| Stated goal |
Set down every entry word for word. Omit the pictures.

**** Listed entries

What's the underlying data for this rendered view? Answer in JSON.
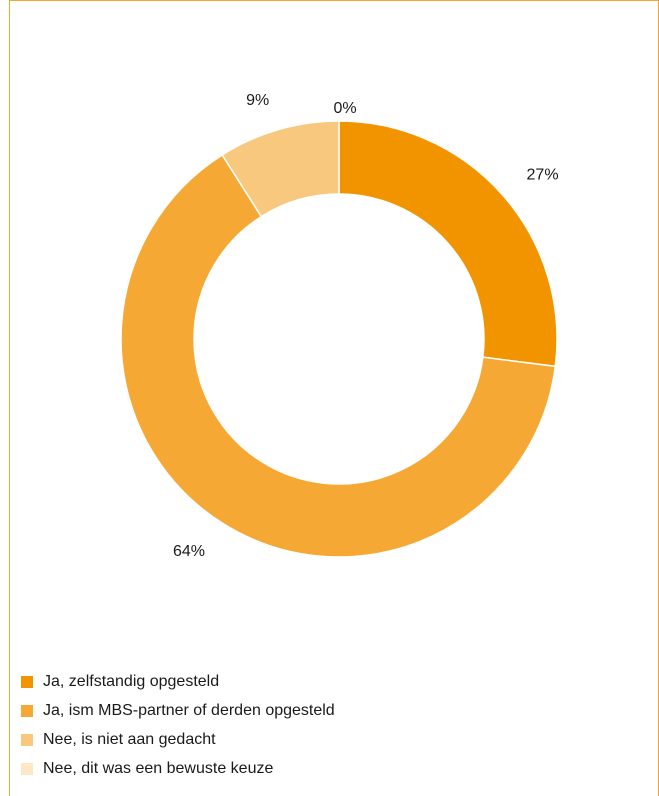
{
  "chart_data": {
    "type": "pie",
    "variant": "donut",
    "title": "",
    "categories": [
      "Ja, zelfstandig opgesteld",
      "Ja, ism MBS-partner of derden opgesteld",
      "Nee, is niet aan gedacht",
      "Nee, dit was een bewuste keuze"
    ],
    "values": [
      27,
      64,
      9,
      0
    ],
    "data_labels": [
      "27%",
      "64%",
      "9%",
      "0%"
    ],
    "unit": "%",
    "colors": [
      "#f29400",
      "#f5a833",
      "#f8c87e",
      "#fde7c4"
    ],
    "legend_position": "bottom-left"
  }
}
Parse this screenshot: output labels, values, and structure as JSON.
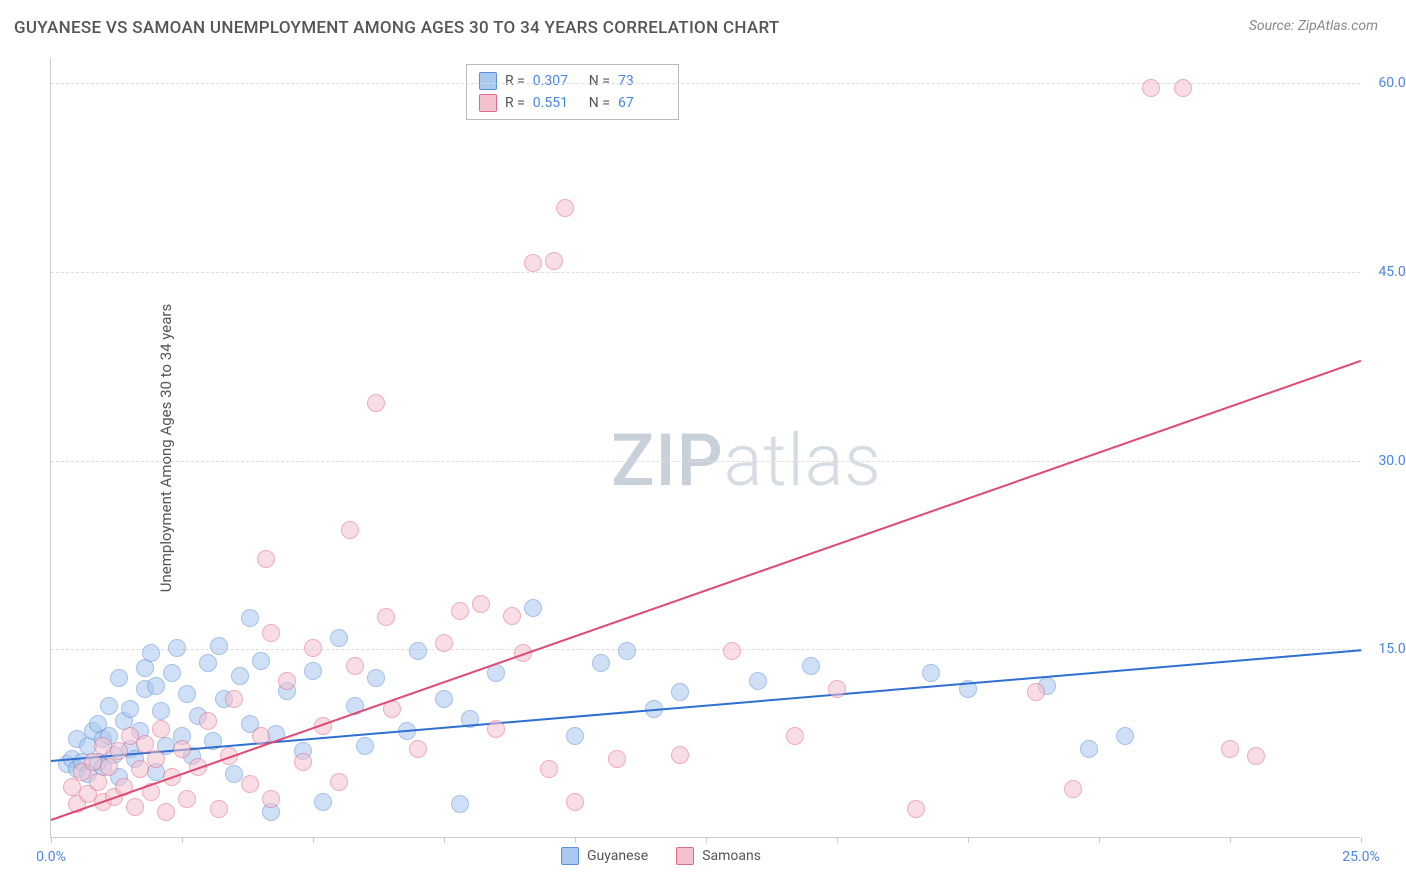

********

| Response for this exercise |
What's the underlying data for this rendered view? Answer in JSON.
{
  "chart_data": {
    "type": "pie",
    "variant": "donut",
    "title": "",
    "categories": [
      "Ja, zelfstandig opgesteld",
      "Ja, ism MBS-partner of derden opgesteld",
      "Nee, is niet aan gedacht",
      "Nee, dit was een bewuste keuze"
    ],
    "values": [
      27,
      64,
      9,
      0
    ],
    "data_labels": [
      "27%",
      "64%",
      "9%",
      "0%"
    ],
    "unit": "%",
    "colors": [
      "#f29400",
      "#f5a833",
      "#f8c87e",
      "#fde7c4"
    ],
    "legend_position": "bottom-left"
  }
}
Parse this screenshot: output labels, values, and structure as JSON.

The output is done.